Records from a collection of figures
·····
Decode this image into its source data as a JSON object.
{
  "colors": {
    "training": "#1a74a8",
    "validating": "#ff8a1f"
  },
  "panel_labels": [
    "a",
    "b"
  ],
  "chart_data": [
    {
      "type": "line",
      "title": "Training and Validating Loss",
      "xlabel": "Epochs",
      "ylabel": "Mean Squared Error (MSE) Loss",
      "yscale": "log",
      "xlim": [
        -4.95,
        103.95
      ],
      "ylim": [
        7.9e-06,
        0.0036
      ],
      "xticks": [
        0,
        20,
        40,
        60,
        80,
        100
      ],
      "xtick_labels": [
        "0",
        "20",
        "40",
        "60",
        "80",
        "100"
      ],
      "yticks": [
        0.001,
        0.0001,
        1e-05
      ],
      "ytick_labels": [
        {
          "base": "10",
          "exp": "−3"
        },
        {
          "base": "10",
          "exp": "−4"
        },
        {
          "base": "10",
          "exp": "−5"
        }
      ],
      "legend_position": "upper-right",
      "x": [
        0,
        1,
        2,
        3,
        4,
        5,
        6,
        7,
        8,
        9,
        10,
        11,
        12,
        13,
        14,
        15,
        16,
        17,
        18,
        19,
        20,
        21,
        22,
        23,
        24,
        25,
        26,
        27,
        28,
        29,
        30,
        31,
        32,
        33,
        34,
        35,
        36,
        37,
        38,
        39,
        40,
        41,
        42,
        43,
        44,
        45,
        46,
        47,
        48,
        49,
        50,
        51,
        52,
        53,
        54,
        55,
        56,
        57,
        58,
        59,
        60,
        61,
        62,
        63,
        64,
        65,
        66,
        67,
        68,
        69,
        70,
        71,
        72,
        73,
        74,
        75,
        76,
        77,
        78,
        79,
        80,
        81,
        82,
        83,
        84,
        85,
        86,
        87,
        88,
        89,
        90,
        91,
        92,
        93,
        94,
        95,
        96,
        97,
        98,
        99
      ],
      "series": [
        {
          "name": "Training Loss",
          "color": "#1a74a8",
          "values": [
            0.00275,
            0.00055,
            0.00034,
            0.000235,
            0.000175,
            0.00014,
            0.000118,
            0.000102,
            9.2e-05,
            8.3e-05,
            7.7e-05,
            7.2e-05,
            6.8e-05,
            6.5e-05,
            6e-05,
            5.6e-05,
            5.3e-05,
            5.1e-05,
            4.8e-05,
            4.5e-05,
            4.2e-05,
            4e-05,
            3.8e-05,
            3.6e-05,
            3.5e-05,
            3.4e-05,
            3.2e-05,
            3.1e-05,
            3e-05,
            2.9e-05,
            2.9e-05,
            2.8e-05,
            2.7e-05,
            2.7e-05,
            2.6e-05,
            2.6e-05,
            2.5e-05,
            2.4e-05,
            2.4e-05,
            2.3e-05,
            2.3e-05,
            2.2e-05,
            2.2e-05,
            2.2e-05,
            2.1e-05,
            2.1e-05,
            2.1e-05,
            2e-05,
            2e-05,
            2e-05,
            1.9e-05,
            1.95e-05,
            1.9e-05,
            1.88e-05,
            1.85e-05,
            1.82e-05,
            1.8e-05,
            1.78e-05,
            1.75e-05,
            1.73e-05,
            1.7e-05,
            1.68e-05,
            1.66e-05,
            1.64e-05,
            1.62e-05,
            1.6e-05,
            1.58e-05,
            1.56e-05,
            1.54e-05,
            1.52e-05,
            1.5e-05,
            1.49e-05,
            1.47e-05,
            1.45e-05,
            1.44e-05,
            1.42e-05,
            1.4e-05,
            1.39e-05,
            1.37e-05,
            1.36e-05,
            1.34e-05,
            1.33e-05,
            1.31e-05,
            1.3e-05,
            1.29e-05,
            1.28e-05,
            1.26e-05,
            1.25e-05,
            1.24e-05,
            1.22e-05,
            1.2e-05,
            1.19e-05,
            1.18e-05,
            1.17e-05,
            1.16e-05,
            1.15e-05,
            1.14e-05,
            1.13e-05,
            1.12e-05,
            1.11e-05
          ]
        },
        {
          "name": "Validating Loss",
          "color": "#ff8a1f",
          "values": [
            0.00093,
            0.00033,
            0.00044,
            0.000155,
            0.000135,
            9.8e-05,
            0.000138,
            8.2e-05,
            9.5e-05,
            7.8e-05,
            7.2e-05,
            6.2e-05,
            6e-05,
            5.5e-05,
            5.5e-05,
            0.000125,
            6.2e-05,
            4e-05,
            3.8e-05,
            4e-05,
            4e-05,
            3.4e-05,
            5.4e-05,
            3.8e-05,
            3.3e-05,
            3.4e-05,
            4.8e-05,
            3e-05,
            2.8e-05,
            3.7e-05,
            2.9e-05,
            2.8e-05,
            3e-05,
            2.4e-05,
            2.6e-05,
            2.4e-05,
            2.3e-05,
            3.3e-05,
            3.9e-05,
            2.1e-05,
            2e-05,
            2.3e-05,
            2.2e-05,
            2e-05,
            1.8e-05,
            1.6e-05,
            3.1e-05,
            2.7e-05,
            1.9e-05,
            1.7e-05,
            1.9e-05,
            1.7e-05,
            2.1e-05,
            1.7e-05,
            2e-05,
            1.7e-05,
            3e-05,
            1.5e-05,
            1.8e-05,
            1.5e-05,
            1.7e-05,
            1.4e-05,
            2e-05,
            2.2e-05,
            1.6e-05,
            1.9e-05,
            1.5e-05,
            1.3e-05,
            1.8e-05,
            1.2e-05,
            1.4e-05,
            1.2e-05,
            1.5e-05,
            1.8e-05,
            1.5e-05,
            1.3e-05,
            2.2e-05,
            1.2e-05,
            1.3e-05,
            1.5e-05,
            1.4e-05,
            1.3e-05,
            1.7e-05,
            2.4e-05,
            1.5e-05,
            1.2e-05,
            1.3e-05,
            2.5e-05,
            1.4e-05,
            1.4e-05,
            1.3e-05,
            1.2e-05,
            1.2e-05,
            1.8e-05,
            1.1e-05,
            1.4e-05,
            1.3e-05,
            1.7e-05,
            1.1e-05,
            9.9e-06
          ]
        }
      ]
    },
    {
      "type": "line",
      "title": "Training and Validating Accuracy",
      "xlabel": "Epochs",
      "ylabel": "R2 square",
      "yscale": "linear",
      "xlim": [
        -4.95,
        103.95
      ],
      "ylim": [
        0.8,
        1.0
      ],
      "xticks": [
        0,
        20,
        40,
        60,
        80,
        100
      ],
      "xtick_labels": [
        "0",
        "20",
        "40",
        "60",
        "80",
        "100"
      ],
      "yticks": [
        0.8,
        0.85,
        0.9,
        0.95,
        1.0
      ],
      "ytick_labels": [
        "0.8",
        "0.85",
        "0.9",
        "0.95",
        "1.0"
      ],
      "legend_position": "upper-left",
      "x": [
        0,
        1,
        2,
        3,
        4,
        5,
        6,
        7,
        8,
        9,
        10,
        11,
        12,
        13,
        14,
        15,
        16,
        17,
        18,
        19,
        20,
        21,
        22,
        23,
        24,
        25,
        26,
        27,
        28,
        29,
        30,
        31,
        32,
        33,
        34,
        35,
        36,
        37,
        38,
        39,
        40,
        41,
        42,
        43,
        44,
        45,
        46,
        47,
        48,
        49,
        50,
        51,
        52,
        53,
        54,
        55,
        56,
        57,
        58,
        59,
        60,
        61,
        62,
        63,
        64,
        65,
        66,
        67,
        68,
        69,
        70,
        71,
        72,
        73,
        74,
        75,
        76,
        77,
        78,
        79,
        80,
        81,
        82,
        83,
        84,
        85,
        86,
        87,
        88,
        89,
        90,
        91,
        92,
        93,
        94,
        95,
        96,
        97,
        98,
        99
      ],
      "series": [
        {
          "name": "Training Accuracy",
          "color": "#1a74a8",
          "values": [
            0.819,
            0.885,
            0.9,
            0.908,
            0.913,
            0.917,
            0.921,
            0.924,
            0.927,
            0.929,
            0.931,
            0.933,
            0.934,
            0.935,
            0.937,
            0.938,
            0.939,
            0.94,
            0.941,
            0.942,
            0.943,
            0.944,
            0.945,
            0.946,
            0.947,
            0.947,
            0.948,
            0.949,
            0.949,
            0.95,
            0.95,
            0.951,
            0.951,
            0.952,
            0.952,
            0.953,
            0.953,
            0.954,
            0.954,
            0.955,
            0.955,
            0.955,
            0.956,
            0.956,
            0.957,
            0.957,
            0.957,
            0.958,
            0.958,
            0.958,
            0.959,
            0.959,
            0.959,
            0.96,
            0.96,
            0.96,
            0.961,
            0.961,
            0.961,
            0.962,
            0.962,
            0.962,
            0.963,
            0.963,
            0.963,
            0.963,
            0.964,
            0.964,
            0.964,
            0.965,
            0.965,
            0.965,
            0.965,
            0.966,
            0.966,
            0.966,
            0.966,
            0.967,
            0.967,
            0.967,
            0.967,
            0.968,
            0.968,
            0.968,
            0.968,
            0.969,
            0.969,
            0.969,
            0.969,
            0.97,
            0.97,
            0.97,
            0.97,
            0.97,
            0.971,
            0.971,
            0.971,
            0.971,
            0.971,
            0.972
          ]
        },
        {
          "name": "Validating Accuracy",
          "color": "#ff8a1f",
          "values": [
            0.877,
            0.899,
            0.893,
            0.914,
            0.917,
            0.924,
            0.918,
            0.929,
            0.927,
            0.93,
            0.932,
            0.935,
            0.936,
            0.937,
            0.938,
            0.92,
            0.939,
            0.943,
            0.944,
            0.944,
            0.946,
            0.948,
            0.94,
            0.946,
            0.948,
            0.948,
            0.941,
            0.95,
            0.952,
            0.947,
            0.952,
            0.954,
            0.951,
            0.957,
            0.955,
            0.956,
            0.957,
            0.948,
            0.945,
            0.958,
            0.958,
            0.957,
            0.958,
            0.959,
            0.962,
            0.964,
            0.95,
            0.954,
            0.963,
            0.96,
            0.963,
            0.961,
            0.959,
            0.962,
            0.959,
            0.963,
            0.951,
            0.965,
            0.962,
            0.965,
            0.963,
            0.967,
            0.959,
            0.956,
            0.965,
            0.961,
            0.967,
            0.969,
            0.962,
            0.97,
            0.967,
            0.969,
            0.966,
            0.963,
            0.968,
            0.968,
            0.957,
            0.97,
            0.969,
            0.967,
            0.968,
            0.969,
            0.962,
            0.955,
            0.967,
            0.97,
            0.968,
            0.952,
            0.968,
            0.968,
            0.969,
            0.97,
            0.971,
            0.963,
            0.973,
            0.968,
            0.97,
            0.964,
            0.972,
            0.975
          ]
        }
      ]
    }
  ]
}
·····
Stated problem:
Copy every line above that includes the string "name".

The solution:
          "name": "Training Loss",
          "name": "Validating Loss",
          "name": "Training Accuracy",
          "name": "Validating Accuracy",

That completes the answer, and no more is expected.